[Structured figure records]
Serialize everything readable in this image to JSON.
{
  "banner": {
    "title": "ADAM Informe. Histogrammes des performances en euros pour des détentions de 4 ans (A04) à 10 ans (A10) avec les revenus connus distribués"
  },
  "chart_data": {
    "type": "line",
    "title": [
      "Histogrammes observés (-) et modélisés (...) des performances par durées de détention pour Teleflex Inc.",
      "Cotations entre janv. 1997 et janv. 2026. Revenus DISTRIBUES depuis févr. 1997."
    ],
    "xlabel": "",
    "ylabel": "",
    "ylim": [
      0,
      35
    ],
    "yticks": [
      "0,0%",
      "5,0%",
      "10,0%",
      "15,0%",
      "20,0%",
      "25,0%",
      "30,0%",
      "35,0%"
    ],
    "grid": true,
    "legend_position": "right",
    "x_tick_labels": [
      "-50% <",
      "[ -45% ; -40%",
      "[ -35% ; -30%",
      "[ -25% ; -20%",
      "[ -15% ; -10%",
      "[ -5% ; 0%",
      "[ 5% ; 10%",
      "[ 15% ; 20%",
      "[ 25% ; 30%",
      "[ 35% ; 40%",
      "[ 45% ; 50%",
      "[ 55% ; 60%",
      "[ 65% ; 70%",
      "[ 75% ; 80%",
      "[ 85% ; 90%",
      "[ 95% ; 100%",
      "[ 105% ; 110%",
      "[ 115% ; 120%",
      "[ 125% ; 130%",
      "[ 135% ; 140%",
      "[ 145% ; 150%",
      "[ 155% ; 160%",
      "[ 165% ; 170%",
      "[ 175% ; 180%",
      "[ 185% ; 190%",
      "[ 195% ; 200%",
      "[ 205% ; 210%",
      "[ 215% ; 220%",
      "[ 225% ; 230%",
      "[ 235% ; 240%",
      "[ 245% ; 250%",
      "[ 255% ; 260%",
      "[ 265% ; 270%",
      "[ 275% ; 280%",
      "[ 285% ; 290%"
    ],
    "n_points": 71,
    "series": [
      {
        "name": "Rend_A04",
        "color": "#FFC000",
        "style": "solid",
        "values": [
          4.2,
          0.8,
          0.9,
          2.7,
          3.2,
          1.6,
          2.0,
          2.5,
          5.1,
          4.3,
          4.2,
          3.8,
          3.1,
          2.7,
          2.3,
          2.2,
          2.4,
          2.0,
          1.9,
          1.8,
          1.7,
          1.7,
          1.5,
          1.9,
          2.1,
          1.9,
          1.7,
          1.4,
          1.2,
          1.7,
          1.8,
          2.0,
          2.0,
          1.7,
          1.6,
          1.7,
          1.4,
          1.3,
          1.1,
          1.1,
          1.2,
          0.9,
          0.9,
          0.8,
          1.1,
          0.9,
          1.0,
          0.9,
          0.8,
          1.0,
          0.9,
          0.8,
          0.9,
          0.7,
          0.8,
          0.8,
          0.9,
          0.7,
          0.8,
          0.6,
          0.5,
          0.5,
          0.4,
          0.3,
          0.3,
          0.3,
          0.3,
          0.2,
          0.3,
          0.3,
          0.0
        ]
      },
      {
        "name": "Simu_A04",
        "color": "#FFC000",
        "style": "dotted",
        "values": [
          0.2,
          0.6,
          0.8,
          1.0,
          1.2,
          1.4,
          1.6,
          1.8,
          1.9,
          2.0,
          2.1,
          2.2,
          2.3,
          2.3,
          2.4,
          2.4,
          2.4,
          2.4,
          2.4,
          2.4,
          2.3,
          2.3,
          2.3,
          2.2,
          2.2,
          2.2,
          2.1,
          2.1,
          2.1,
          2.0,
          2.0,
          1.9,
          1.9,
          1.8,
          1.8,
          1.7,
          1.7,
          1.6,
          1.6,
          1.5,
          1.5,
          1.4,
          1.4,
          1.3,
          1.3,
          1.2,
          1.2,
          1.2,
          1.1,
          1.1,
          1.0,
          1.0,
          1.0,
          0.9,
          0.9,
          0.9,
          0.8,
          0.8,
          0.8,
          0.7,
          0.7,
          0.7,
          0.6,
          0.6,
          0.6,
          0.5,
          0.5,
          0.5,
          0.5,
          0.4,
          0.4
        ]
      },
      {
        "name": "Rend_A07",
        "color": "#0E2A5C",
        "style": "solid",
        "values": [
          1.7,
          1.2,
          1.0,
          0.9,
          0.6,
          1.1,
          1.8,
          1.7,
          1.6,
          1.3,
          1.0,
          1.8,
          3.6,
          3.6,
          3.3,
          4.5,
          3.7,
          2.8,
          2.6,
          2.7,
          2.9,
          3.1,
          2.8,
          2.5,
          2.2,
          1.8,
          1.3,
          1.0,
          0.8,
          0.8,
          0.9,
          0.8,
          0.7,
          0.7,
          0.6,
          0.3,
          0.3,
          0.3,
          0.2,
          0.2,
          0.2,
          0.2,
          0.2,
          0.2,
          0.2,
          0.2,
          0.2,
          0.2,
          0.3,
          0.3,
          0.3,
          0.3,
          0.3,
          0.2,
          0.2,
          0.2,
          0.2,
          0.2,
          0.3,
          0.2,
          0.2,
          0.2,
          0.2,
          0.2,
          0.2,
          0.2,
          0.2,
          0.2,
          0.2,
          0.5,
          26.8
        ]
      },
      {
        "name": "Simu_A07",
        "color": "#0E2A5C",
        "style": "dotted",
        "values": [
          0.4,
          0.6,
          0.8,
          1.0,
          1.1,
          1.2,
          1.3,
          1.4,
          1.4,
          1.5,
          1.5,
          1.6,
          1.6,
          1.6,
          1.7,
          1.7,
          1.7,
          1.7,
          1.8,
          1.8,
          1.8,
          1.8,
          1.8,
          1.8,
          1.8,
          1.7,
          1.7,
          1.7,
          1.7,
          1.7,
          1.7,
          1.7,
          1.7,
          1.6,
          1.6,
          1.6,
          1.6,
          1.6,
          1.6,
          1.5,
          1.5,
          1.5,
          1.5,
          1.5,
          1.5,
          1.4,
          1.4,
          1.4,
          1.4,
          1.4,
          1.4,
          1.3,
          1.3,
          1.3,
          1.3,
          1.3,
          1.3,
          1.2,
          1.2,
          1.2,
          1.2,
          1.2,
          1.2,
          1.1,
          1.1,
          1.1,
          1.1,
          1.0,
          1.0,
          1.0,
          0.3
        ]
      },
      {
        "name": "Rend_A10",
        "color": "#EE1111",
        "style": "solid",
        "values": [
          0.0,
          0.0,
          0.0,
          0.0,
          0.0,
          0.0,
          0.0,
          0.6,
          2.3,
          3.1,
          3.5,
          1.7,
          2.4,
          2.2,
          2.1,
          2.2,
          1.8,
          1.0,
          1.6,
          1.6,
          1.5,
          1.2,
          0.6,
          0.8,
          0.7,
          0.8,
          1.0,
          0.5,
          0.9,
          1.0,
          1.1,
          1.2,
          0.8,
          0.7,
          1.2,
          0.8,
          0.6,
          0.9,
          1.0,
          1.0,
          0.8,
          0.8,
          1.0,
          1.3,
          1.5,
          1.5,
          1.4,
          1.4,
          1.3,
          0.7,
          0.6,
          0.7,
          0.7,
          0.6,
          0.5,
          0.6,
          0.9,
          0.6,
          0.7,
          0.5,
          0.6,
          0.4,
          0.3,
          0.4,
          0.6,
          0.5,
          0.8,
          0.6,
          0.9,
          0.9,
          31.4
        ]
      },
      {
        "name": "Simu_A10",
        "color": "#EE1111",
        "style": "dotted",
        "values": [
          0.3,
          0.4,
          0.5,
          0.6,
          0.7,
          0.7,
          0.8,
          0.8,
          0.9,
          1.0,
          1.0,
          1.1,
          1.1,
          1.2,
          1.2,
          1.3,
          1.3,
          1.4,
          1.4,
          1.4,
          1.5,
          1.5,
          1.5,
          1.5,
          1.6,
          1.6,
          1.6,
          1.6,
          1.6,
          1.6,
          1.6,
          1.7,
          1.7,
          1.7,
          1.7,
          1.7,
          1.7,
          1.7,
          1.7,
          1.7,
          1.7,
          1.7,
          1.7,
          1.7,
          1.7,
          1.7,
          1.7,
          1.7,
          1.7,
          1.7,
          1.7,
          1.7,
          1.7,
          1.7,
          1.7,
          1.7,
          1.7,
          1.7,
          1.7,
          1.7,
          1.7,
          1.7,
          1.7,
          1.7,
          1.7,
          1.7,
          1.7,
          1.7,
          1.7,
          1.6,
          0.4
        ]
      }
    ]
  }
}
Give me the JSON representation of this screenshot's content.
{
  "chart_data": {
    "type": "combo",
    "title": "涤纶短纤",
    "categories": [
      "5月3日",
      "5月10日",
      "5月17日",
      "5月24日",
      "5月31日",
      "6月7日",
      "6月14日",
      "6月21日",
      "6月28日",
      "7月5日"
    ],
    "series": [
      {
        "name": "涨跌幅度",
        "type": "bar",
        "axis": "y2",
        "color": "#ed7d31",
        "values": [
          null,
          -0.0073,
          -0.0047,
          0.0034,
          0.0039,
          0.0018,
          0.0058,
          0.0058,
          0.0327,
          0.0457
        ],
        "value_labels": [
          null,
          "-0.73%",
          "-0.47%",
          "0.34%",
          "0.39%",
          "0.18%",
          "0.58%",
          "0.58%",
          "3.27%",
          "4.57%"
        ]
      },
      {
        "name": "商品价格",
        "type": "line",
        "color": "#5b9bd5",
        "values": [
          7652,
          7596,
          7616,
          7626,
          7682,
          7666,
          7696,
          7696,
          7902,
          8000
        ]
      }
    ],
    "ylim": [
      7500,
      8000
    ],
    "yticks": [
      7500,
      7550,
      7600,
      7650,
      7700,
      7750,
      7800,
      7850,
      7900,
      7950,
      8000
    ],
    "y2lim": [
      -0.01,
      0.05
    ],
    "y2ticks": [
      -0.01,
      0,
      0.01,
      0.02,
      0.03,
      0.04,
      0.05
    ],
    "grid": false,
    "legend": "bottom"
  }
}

* _What needs to be done_
Which lines run from the one containing "Give me the" to the end of the entries above? Quote exactly those, and only those.

* _Problem solution_
Give me the JSON representation of this screenshot's content.
{
  "chart_data": {
    "type": "combo",
    "title": "涤纶短纤",
    "categories": [
      "5月3日",
      "5月10日",
      "5月17日",
      "5月24日",
      "5月31日",
      "6月7日",
      "6月14日",
      "6月21日",
      "6月28日",
      "7月5日"
    ],
    "series": [
      {
        "name": "涨跌幅度",
        "type": "bar",
        "axis": "y2",
        "color": "#ed7d31",
        "values": [
          null,
          -0.0073,
          -0.0047,
          0.0034,
          0.0039,
          0.0018,
          0.0058,
          0.0058,
          0.0327,
          0.0457
        ],
        "value_labels": [
          null,
          "-0.73%",
          "-0.47%",
          "0.34%",
          "0.39%",
          "0.18%",
          "0.58%",
          "0.58%",
          "3.27%",
          "4.57%"
        ]
      },
      {
        "name": "商品价格",
        "type": "line",
        "color": "#5b9bd5",
        "values": [
          7652,
          7596,
          7616,
          7626,
          7682,
          7666,
          7696,
          7696,
          7902,
          8000
        ]
      }
    ],
    "ylim": [
      7500,
      8000
    ],
    "yticks": [
      7500,
      7550,
      7600,
      7650,
      7700,
      7750,
      7800,
      7850,
      7900,
      7950,
      8000
    ],
    "y2lim": [
      -0.01,
      0.05
    ],
    "y2ticks": [
      -0.01,
      0,
      0.01,
      0.02,
      0.03,
      0.04,
      0.05
    ],
    "grid": false,
    "legend": "bottom"
  }
}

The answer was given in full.